(Provided data):
————

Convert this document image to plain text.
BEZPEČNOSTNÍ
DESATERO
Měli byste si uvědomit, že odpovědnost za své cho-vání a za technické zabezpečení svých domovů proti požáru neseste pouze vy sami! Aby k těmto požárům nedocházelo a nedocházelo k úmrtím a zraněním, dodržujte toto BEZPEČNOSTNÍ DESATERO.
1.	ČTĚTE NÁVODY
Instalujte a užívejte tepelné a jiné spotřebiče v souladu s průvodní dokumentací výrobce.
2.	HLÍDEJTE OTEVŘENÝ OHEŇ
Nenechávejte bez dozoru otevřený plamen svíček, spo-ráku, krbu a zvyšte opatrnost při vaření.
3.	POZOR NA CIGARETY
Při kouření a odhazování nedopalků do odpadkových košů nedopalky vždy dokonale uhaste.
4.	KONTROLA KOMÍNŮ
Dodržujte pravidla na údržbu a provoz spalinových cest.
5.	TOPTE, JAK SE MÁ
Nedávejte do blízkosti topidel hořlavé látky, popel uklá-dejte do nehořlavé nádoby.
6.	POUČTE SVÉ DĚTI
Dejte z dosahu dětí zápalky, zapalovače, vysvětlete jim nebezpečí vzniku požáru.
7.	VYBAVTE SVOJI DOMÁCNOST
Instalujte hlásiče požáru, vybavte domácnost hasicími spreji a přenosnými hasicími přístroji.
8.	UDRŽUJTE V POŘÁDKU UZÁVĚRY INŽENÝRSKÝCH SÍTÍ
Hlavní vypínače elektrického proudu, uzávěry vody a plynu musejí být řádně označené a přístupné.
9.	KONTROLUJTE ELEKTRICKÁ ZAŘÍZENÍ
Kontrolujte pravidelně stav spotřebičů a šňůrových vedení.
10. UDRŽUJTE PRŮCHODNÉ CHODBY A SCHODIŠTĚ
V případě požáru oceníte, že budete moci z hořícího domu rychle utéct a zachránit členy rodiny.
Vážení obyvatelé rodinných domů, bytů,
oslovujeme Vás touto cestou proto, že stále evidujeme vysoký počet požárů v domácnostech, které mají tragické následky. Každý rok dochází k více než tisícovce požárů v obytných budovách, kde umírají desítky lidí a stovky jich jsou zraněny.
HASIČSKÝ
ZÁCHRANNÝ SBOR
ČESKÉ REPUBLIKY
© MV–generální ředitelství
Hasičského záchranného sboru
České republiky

————

(Given instruction):
Where a line in the material above holds "UDRŽUJTE", copy that line.

(Solution below):
8.	UDRŽUJTE V POŘÁDKU UZÁVĚRY INŽENÝRSKÝCH SÍTÍ
10. UDRŽUJTE PRŮCHODNÉ CHODBY A SCHODIŠTĚ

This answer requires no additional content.